**Items**.
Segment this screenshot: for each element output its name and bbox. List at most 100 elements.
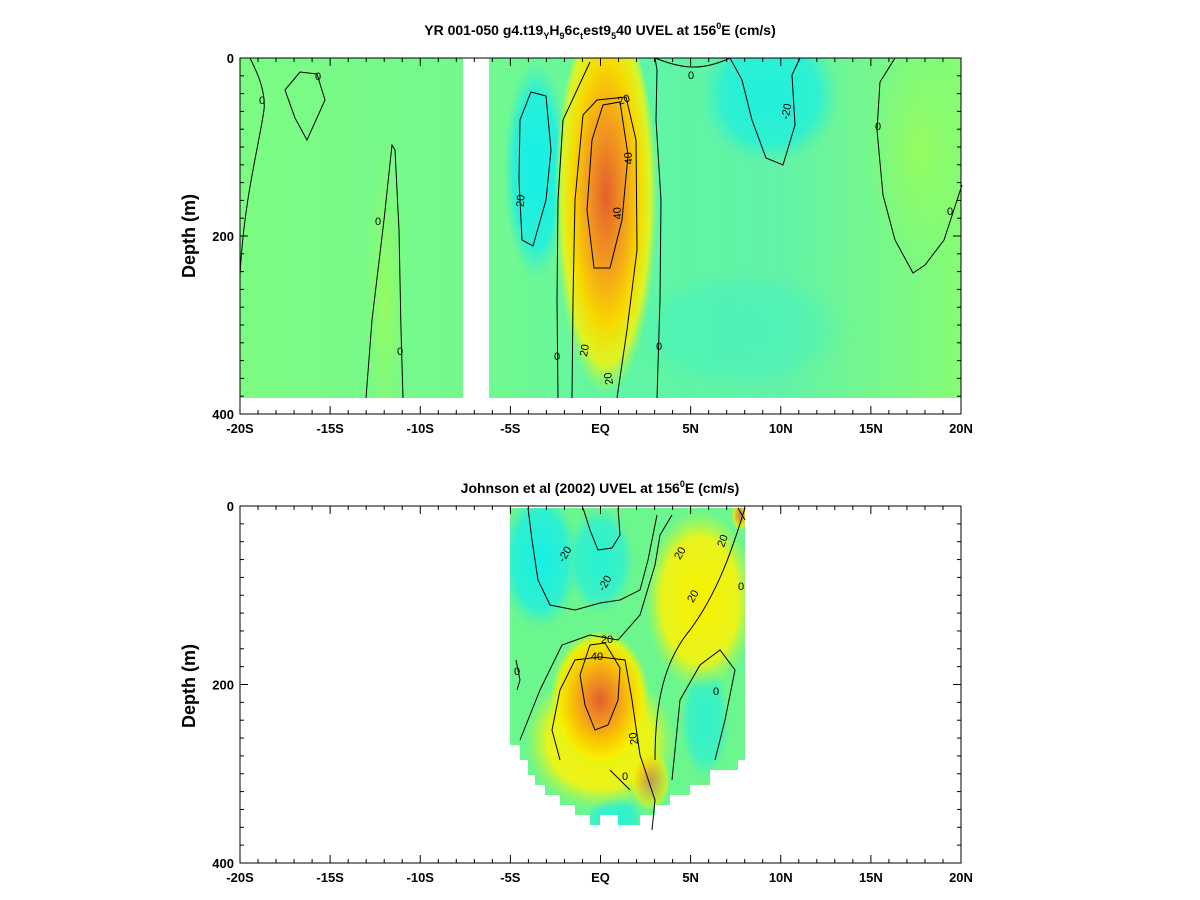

* * *

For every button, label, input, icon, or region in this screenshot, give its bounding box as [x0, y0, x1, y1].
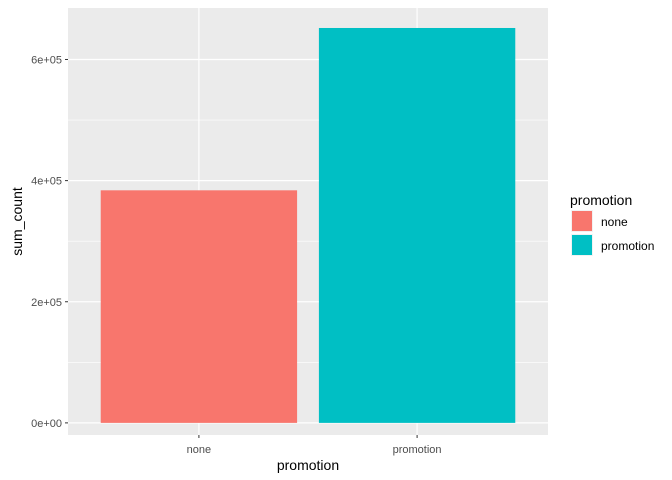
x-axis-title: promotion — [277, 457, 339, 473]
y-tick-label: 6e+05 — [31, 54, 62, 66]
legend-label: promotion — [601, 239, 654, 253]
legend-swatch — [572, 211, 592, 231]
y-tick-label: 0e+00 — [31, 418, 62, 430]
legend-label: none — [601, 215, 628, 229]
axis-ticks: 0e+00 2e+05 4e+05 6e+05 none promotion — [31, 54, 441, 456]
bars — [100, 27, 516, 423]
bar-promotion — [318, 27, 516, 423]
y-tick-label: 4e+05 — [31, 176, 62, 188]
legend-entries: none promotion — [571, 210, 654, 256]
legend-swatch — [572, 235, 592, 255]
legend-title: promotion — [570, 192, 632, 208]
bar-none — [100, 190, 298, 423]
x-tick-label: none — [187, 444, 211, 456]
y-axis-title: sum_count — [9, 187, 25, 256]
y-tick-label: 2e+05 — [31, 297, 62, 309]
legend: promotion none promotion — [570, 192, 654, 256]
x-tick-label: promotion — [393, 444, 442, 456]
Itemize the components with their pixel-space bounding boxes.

==

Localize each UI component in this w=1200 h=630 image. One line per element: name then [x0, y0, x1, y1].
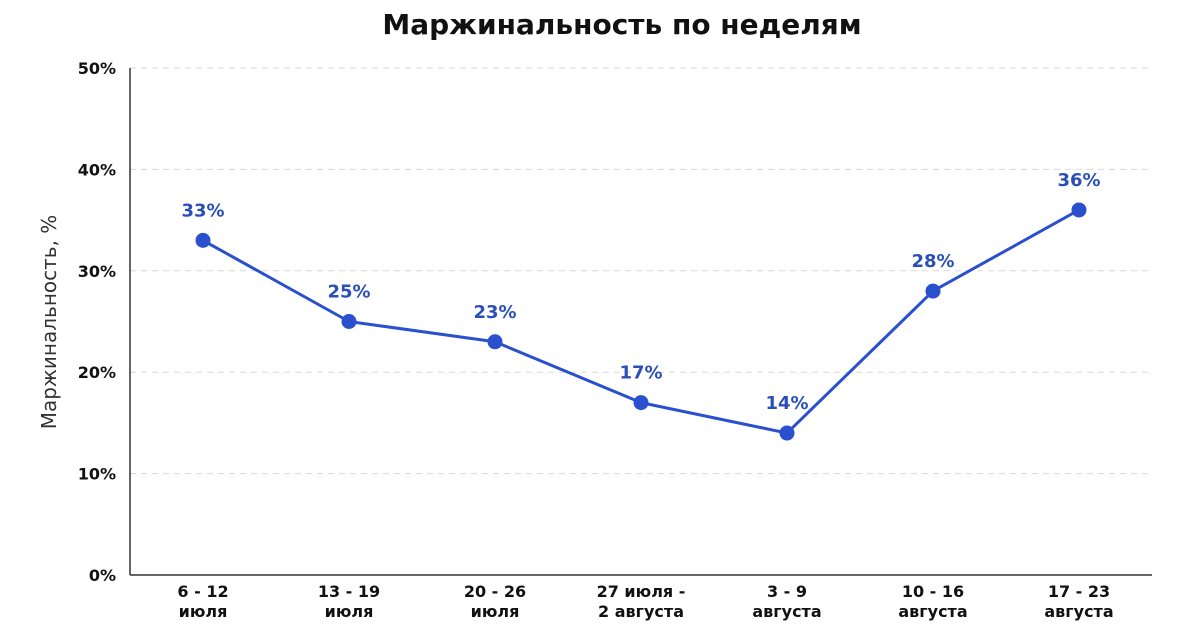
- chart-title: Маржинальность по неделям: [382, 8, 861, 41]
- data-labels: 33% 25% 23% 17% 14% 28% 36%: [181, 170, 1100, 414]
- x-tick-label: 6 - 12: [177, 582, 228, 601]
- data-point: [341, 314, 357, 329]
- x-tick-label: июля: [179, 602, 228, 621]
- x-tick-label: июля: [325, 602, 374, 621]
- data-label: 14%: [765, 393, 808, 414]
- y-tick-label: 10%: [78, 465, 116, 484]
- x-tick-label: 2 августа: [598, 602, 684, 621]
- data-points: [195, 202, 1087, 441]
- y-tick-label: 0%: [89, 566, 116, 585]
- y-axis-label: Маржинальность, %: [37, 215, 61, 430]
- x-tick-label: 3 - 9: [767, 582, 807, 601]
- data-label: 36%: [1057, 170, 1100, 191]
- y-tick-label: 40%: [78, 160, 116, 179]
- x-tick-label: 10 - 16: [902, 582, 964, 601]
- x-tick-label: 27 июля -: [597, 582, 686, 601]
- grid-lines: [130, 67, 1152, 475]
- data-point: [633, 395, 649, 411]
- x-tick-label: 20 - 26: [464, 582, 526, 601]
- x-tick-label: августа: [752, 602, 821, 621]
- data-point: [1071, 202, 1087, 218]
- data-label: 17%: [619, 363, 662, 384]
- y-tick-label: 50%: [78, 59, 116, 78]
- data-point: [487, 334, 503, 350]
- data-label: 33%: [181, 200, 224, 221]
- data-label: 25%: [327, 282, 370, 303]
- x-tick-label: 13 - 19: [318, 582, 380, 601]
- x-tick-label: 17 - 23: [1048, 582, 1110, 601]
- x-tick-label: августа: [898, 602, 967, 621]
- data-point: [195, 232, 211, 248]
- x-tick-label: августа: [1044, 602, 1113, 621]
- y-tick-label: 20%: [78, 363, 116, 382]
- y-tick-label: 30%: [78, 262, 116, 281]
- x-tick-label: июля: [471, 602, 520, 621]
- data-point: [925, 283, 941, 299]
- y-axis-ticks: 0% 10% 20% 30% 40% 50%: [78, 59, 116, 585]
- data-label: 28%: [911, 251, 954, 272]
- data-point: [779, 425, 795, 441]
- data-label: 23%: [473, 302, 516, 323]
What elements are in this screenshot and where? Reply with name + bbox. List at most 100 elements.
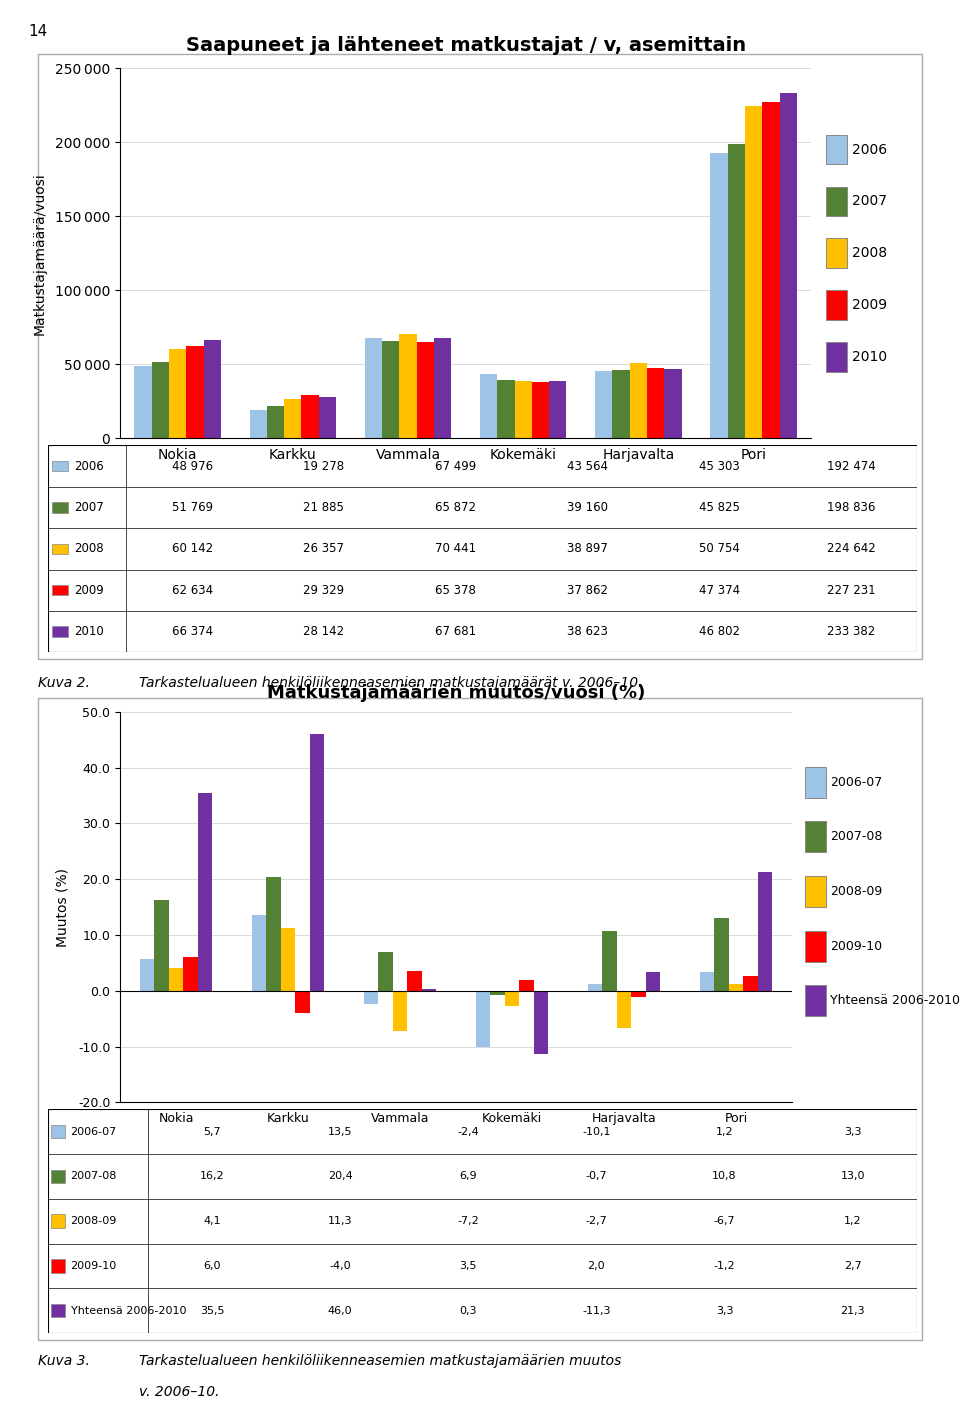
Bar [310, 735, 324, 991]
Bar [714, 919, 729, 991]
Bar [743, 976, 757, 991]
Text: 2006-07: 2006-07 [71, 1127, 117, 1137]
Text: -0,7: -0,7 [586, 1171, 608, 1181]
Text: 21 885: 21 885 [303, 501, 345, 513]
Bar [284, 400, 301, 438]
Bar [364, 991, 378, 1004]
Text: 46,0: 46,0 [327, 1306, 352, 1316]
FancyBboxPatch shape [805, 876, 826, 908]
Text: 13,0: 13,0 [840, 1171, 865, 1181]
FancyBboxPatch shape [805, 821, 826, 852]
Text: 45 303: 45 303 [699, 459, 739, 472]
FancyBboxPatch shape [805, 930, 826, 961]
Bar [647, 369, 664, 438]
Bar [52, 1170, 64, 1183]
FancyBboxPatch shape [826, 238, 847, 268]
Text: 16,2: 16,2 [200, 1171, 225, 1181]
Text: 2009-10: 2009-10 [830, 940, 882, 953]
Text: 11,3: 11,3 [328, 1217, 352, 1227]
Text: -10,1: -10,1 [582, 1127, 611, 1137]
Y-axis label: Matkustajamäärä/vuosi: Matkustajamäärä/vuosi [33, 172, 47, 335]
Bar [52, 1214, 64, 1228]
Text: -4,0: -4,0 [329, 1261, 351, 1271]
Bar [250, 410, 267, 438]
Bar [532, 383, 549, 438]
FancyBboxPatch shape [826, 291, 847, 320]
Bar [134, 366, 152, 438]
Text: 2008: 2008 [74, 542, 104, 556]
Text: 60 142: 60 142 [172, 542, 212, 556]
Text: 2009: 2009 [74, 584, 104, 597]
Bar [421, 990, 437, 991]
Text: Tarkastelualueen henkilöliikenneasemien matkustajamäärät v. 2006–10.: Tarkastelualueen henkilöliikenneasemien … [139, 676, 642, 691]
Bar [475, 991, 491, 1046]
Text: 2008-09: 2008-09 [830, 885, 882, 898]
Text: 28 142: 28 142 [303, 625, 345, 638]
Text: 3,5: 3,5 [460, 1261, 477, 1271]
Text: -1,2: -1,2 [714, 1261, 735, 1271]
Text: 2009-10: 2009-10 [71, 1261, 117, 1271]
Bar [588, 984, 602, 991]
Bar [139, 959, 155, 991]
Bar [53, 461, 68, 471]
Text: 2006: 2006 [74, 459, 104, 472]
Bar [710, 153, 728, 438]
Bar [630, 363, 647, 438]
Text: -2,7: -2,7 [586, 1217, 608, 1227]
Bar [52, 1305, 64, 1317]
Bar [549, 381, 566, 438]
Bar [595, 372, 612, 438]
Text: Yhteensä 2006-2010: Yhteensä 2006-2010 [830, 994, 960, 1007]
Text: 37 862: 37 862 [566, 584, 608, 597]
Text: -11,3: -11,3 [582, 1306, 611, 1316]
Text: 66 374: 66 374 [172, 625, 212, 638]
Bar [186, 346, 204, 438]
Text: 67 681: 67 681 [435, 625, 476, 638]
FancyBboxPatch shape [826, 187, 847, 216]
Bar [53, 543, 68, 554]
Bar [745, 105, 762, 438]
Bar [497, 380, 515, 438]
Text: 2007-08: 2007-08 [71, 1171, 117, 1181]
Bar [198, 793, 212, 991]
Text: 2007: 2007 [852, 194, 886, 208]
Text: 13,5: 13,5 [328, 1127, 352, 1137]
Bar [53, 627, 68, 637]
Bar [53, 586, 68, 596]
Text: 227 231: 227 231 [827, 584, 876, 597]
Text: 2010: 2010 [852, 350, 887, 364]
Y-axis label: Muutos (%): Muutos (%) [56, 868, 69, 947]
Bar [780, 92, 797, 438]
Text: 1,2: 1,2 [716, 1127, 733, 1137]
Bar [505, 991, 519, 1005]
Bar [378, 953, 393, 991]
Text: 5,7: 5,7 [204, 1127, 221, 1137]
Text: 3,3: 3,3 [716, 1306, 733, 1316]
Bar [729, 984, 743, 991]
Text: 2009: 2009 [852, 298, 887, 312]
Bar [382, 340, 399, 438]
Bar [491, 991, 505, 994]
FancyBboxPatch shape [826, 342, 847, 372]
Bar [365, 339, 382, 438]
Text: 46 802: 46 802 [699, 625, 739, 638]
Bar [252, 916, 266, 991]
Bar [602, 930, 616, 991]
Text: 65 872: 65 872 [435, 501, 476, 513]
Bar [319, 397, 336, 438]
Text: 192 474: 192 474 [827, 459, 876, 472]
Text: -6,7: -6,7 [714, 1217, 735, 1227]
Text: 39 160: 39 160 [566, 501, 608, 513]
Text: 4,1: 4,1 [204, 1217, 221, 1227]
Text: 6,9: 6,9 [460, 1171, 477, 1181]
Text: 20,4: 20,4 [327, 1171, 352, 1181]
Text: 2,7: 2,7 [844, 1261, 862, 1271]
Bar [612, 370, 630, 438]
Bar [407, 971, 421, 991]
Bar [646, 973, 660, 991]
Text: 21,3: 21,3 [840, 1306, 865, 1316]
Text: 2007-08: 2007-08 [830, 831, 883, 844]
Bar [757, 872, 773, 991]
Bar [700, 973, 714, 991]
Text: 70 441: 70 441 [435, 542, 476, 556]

**Task to complete**.
Rewrite the lines as a numbered list, starting at the line that contains "Localize each UI" and stopping after the line that contains "- data-labels: 33%". Skip blank lines and leave the picture out.

**Written response**.
1. Localize each UI component in this w=1200 h=630 image. One line per element: name then [x0, y0, x1, y1].
2. - chart-title: Маржинальность по неделям: [382, 8, 861, 41]
3. - data-labels: 33% 25% 23% 17% 14% 28% 36%: [181, 170, 1100, 414]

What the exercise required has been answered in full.